Return the listing below exactly, with the pictures dropped.

:: Provided records ::
=-=-=-=-=
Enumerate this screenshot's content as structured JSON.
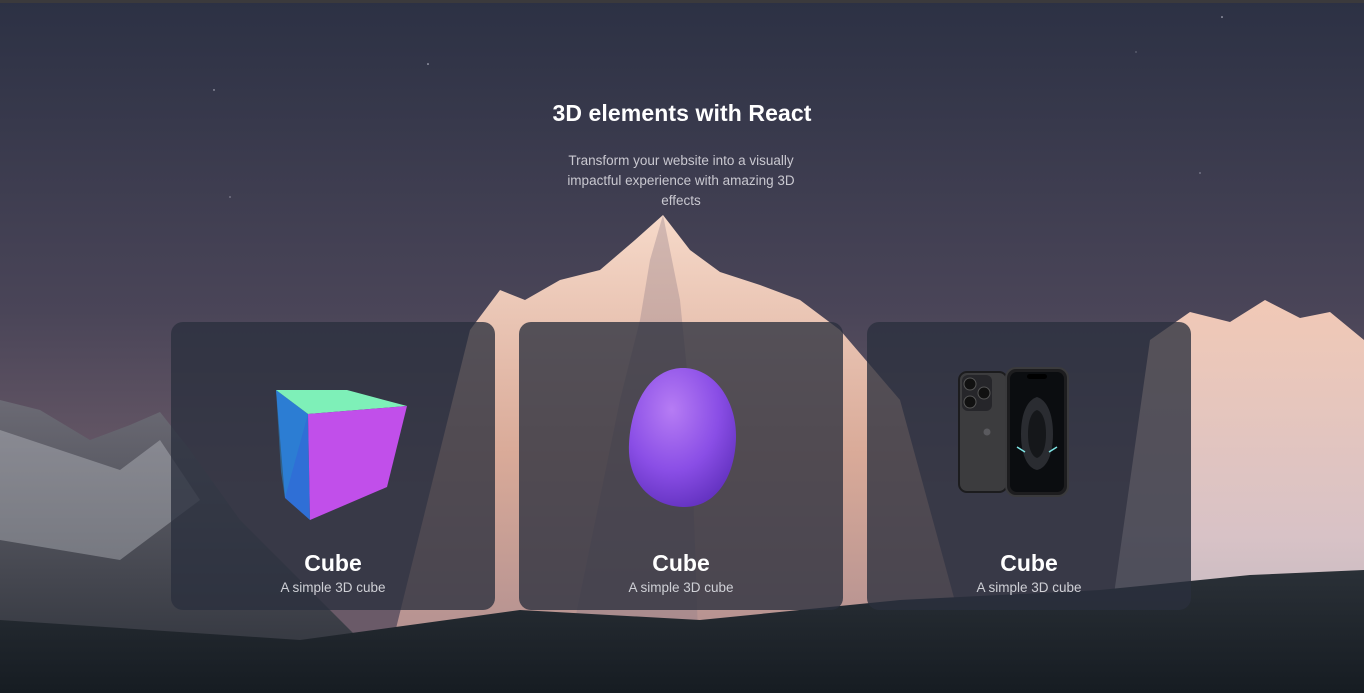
{
  "hero": {
    "title": "3D elements with React",
    "subtitle": "Transform your website into a visually impactful experience with amazing 3D effects"
  },
  "cards": [
    {
      "title": "Cube",
      "description": "A simple 3D cube",
      "visual_icon": "cube-3d-icon"
    },
    {
      "title": "Cube",
      "description": "A simple 3D cube",
      "visual_icon": "blob-3d-icon"
    },
    {
      "title": "Cube",
      "description": "A simple 3D cube",
      "visual_icon": "phone-3d-icon"
    }
  ],
  "colors": {
    "sky_top": "#2c3144",
    "sky_bottom": "#5b5466",
    "card_bg": "#2a2f3e",
    "cube_front": "#c14fea",
    "cube_top": "#7ef0b8",
    "cube_side": "#2f6fd6",
    "blob": "#8a4ee6"
  }
}
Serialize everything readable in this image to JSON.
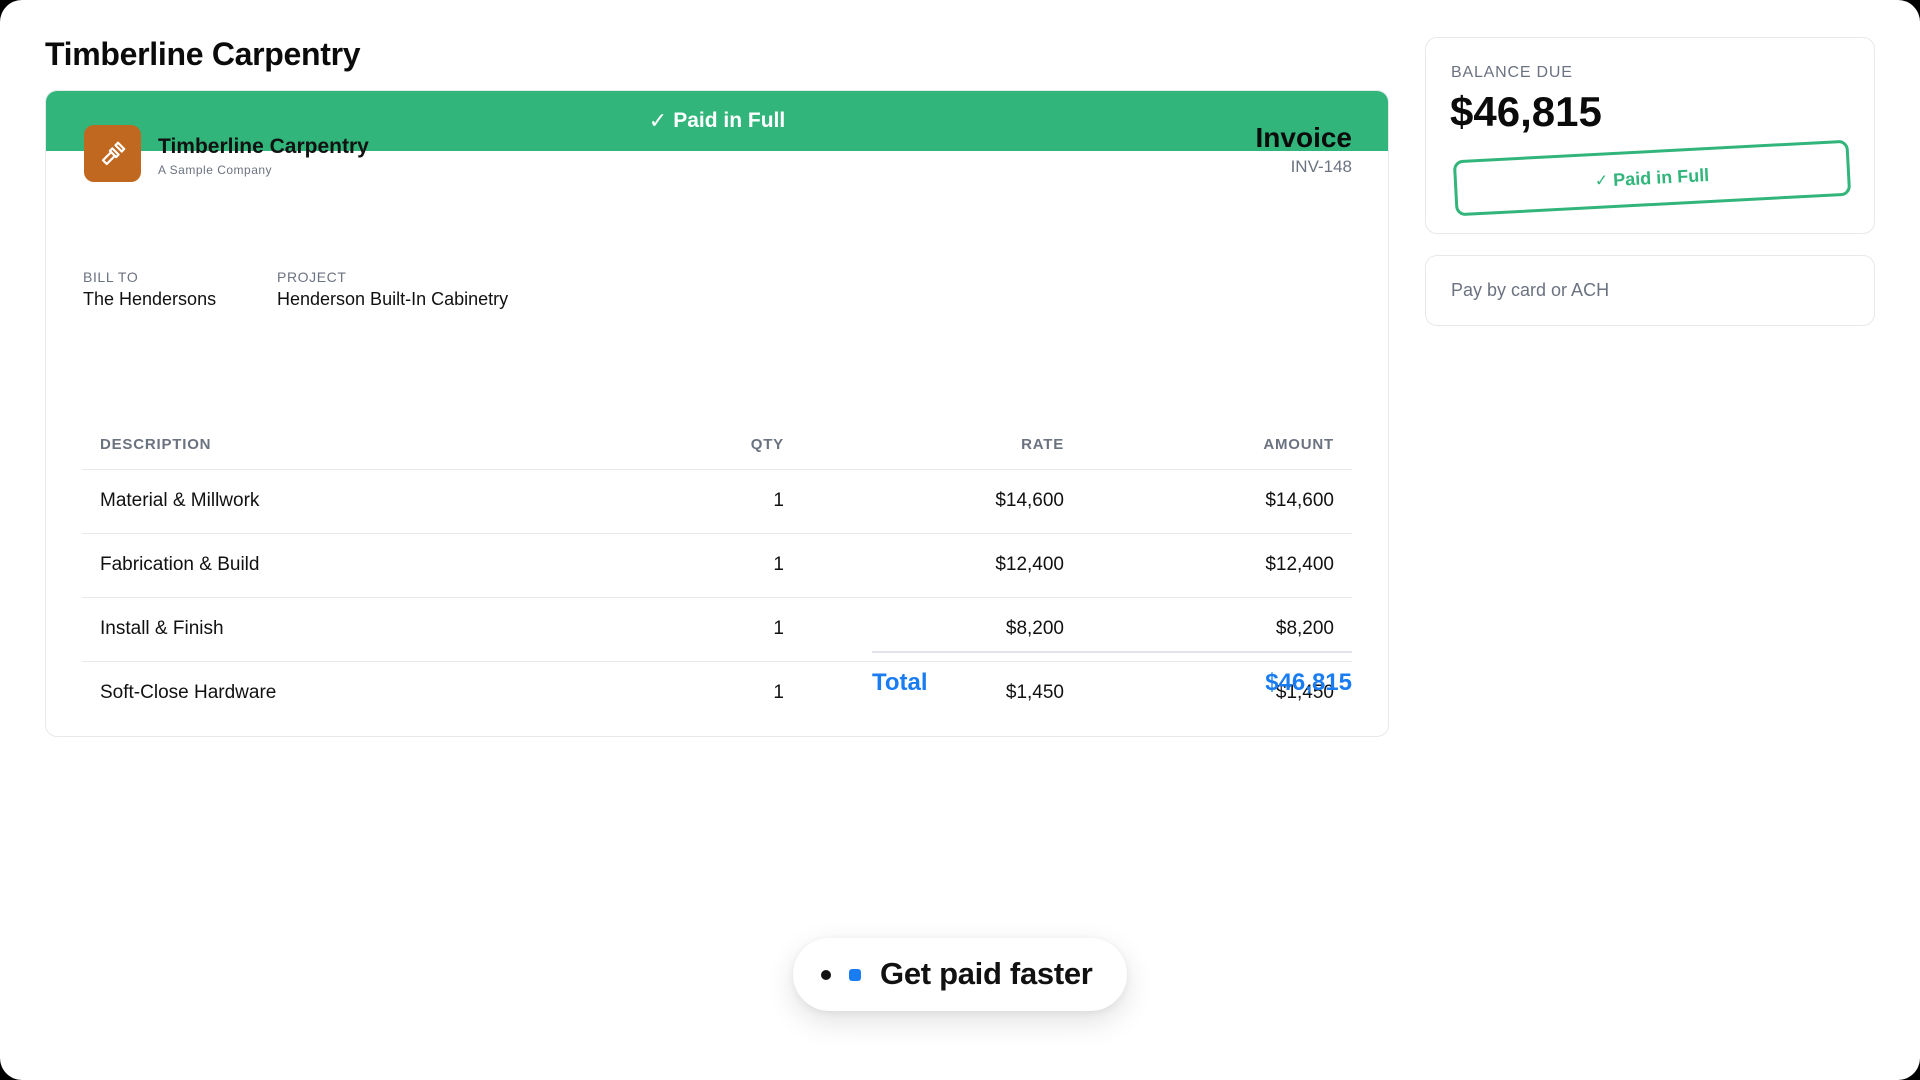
{
  "page": {
    "title": "Timberline Carpentry"
  },
  "invoice": {
    "banner": {
      "check": "✓",
      "text": "Paid in Full"
    },
    "company": {
      "name": "Timberline Carpentry",
      "tagline": "A Sample Company",
      "logo_icon": "hammer-icon",
      "logo_color": "#c0681f"
    },
    "label": "Invoice",
    "number": "INV-148",
    "bill_to": {
      "label": "BILL TO",
      "value": "The Hendersons"
    },
    "project": {
      "label": "PROJECT",
      "value": "Henderson Built-In Cabinetry"
    },
    "columns": {
      "description": "DESCRIPTION",
      "qty": "QTY",
      "rate": "RATE",
      "amount": "AMOUNT"
    },
    "items": [
      {
        "description": "Material & Millwork",
        "qty": "1",
        "rate": "$14,600",
        "amount": "$14,600"
      },
      {
        "description": "Fabrication & Build",
        "qty": "1",
        "rate": "$12,400",
        "amount": "$12,400"
      },
      {
        "description": "Install & Finish",
        "qty": "1",
        "rate": "$8,200",
        "amount": "$8,200"
      },
      {
        "description": "Soft-Close Hardware",
        "qty": "1",
        "rate": "$1,450",
        "amount": "$1,450"
      }
    ],
    "total": {
      "label": "Total",
      "value": "$46,815"
    }
  },
  "balance": {
    "label": "BALANCE DUE",
    "amount": "$46,815",
    "stamp": {
      "check": "✓",
      "text": "Paid in Full"
    }
  },
  "payment": {
    "text": "Pay by card or ACH"
  },
  "promo": {
    "text": "Get paid faster"
  },
  "colors": {
    "paid_green": "#31b57b",
    "accent_blue": "#1a7cf2"
  }
}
=-=-=-=-=
:: Result of the task ::
Enumerate this screenshot's content as structured JSON.
{
  "hero": {
    "title": "3D elements with React",
    "subtitle": "Transform your website into a visually impactful experience with amazing 3D effects"
  },
  "cards": [
    {
      "title": "Cube",
      "description": "A simple 3D cube",
      "visual_icon": "cube-3d-icon"
    },
    {
      "title": "Cube",
      "description": "A simple 3D cube",
      "visual_icon": "blob-3d-icon"
    },
    {
      "title": "Cube",
      "description": "A simple 3D cube",
      "visual_icon": "phone-3d-icon"
    }
  ],
  "colors": {
    "sky_top": "#2c3144",
    "sky_bottom": "#5b5466",
    "card_bg": "#2a2f3e",
    "cube_front": "#c14fea",
    "cube_top": "#7ef0b8",
    "cube_side": "#2f6fd6",
    "blob": "#8a4ee6"
  }
}
Serialize everything readable in this image to JSON.
{
  "page": {
    "title": "Timberline Carpentry"
  },
  "invoice": {
    "banner": {
      "check": "✓",
      "text": "Paid in Full"
    },
    "company": {
      "name": "Timberline Carpentry",
      "tagline": "A Sample Company",
      "logo_icon": "hammer-icon",
      "logo_color": "#c0681f"
    },
    "label": "Invoice",
    "number": "INV-148",
    "bill_to": {
      "label": "BILL TO",
      "value": "The Hendersons"
    },
    "project": {
      "label": "PROJECT",
      "value": "Henderson Built-In Cabinetry"
    },
    "columns": {
      "description": "DESCRIPTION",
      "qty": "QTY",
      "rate": "RATE",
      "amount": "AMOUNT"
    },
    "items": [
      {
        "description": "Material & Millwork",
        "qty": "1",
        "rate": "$14,600",
        "amount": "$14,600"
      },
      {
        "description": "Fabrication & Build",
        "qty": "1",
        "rate": "$12,400",
        "amount": "$12,400"
      },
      {
        "description": "Install & Finish",
        "qty": "1",
        "rate": "$8,200",
        "amount": "$8,200"
      },
      {
        "description": "Soft-Close Hardware",
        "qty": "1",
        "rate": "$1,450",
        "amount": "$1,450"
      }
    ],
    "total": {
      "label": "Total",
      "value": "$46,815"
    }
  },
  "balance": {
    "label": "BALANCE DUE",
    "amount": "$46,815",
    "stamp": {
      "check": "✓",
      "text": "Paid in Full"
    }
  },
  "payment": {
    "text": "Pay by card or ACH"
  },
  "promo": {
    "text": "Get paid faster"
  },
  "colors": {
    "paid_green": "#31b57b",
    "accent_blue": "#1a7cf2"
  }
}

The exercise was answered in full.